*EXERCISE AIM*
Leave out the pictures and return every entry exactly as it appears.
----------
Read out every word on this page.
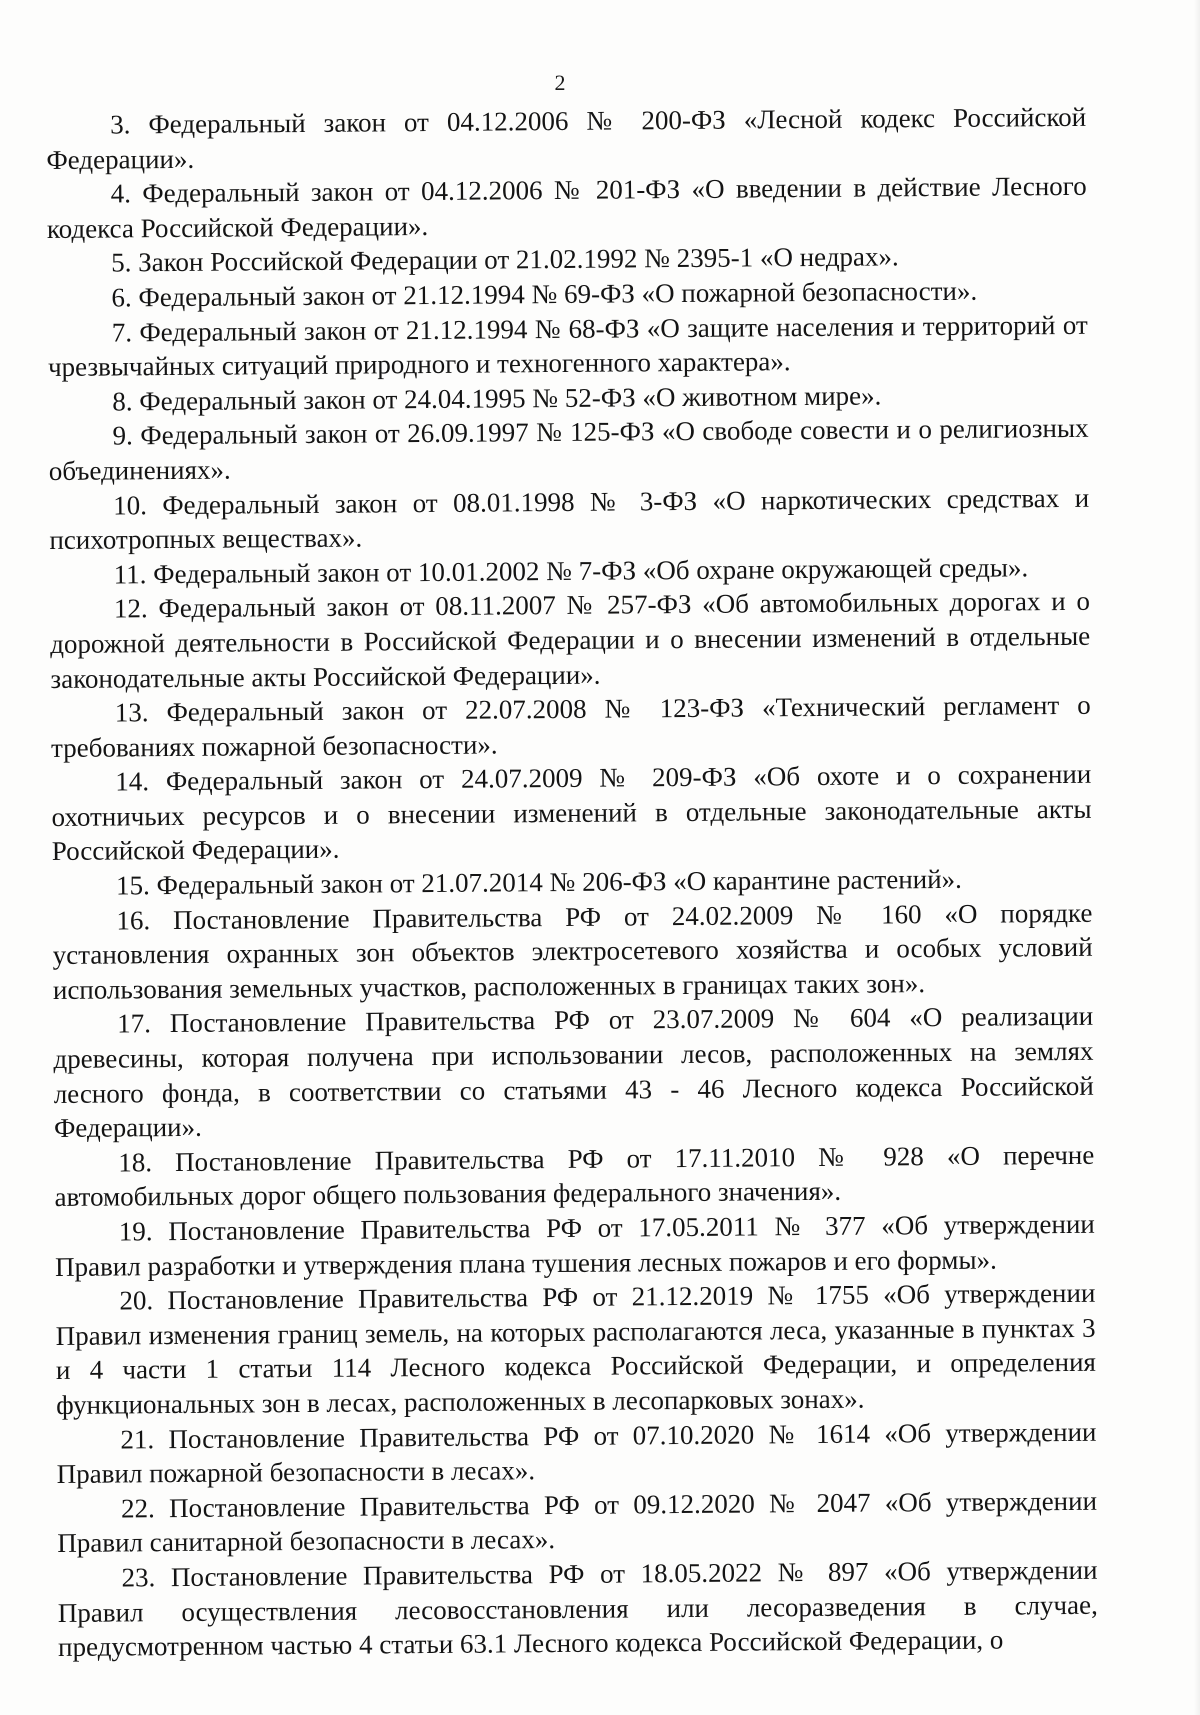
2

3. Федеральный закон от 04.12.2006 № 200-ФЗ «Лесной кодекс Российской Федерации».

4. Федеральный закон от 04.12.2006 № 201-ФЗ «О введении в действие Лесного кодекса Российской Федерации».

5. Закон Российской Федерации от 21.02.1992 № 2395-1 «О недрах».

6. Федеральный закон от 21.12.1994 № 69-ФЗ «О пожарной безопасности».

7. Федеральный закон от 21.12.1994 № 68-ФЗ «О защите населения и территорий от чрезвычайных ситуаций природного и техногенного характера».

8. Федеральный закон от 24.04.1995 № 52-ФЗ «О животном мире».

9. Федеральный закон от 26.09.1997 № 125-ФЗ «О свободе совести и о религиозных объединениях».

10. Федеральный закон от 08.01.1998 № 3-ФЗ «О наркотических средствах и психотропных веществах».

11. Федеральный закон от 10.01.2002 № 7-ФЗ «Об охране окружающей среды».

12. Федеральный закон от 08.11.2007 № 257-ФЗ «Об автомобильных дорогах и о дорожной деятельности в Российской Федерации и о внесении изменений в отдельные законодательные акты Российской Федерации».

13. Федеральный закон от 22.07.2008 № 123-ФЗ «Технический регламент о требованиях пожарной безопасности».

14. Федеральный закон от 24.07.2009 № 209-ФЗ «Об охоте и о сохранении охотничьих ресурсов и о внесении изменений в отдельные законодательные акты Российской Федерации».

15. Федеральный закон от 21.07.2014 № 206-ФЗ «О карантине растений».

16. Постановление Правительства РФ от 24.02.2009 № 160 «О порядке установления охранных зон объектов электросетевого хозяйства и особых условий использования земельных участков, расположенных в границах таких зон».

17. Постановление Правительства РФ от 23.07.2009 № 604 «О реализации древесины, которая получена при использовании лесов, расположенных на землях лесного фонда, в соответствии со статьями 43 - 46 Лесного кодекса Российской Федерации».

18. Постановление Правительства РФ от 17.11.2010 № 928 «О перечне автомобильных дорог общего пользования федерального значения».

19. Постановление Правительства РФ от 17.05.2011 № 377 «Об утверждении Правил разработки и утверждения плана тушения лесных пожаров и его формы».

20. Постановление Правительства РФ от 21.12.2019 № 1755 «Об утверждении Правил изменения границ земель, на которых располагаются леса, указанные в пунктах 3 и 4 части 1 статьи 114 Лесного кодекса Российской Федерации, и определения функциональных зон в лесах, расположенных в лесопарковых зонах».

21. Постановление Правительства РФ от 07.10.2020 № 1614 «Об утверждении Правил пожарной безопасности в лесах».

22. Постановление Правительства РФ от 09.12.2020 № 2047 «Об утверждении Правил санитарной безопасности в лесах».

23. Постановление Правительства РФ от 18.05.2022 № 897 «Об утверждении Правил осуществления лесовосстановления или лесоразведения в случае, предусмотренном частью 4 статьи 63.1 Лесного кодекса Российской Федерации, о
----------
*WORKED ANSWER*
Read out every word on this page.
2

3. Федеральный закон от 04.12.2006 № 200-ФЗ «Лесной кодекс Российской Федерации».

4. Федеральный закон от 04.12.2006 № 201-ФЗ «О введении в действие Лесного кодекса Российской Федерации».

5. Закон Российской Федерации от 21.02.1992 № 2395-1 «О недрах».

6. Федеральный закон от 21.12.1994 № 69-ФЗ «О пожарной безопасности».

7. Федеральный закон от 21.12.1994 № 68-ФЗ «О защите населения и территорий от чрезвычайных ситуаций природного и техногенного характера».

8. Федеральный закон от 24.04.1995 № 52-ФЗ «О животном мире».

9. Федеральный закон от 26.09.1997 № 125-ФЗ «О свободе совести и о религиозных объединениях».

10. Федеральный закон от 08.01.1998 № 3-ФЗ «О наркотических средствах и психотропных веществах».

11. Федеральный закон от 10.01.2002 № 7-ФЗ «Об охране окружающей среды».

12. Федеральный закон от 08.11.2007 № 257-ФЗ «Об автомобильных дорогах и о дорожной деятельности в Российской Федерации и о внесении изменений в отдельные законодательные акты Российской Федерации».

13. Федеральный закон от 22.07.2008 № 123-ФЗ «Технический регламент о требованиях пожарной безопасности».

14. Федеральный закон от 24.07.2009 № 209-ФЗ «Об охоте и о сохранении охотничьих ресурсов и о внесении изменений в отдельные законодательные акты Российской Федерации».

15. Федеральный закон от 21.07.2014 № 206-ФЗ «О карантине растений».

16. Постановление Правительства РФ от 24.02.2009 № 160 «О порядке установления охранных зон объектов электросетевого хозяйства и особых условий использования земельных участков, расположенных в границах таких зон».

17. Постановление Правительства РФ от 23.07.2009 № 604 «О реализации древесины, которая получена при использовании лесов, расположенных на землях лесного фонда, в соответствии со статьями 43 - 46 Лесного кодекса Российской Федерации».

18. Постановление Правительства РФ от 17.11.2010 № 928 «О перечне автомобильных дорог общего пользования федерального значения».

19. Постановление Правительства РФ от 17.05.2011 № 377 «Об утверждении Правил разработки и утверждения плана тушения лесных пожаров и его формы».

20. Постановление Правительства РФ от 21.12.2019 № 1755 «Об утверждении Правил изменения границ земель, на которых располагаются леса, указанные в пунктах 3 и 4 части 1 статьи 114 Лесного кодекса Российской Федерации, и определения функциональных зон в лесах, расположенных в лесопарковых зонах».

21. Постановление Правительства РФ от 07.10.2020 № 1614 «Об утверждении Правил пожарной безопасности в лесах».

22. Постановление Правительства РФ от 09.12.2020 № 2047 «Об утверждении Правил санитарной безопасности в лесах».

23. Постановление Правительства РФ от 18.05.2022 № 897 «Об утверждении Правил осуществления лесовосстановления или лесоразведения в случае, предусмотренном частью 4 статьи 63.1 Лесного кодекса Российской Федерации, о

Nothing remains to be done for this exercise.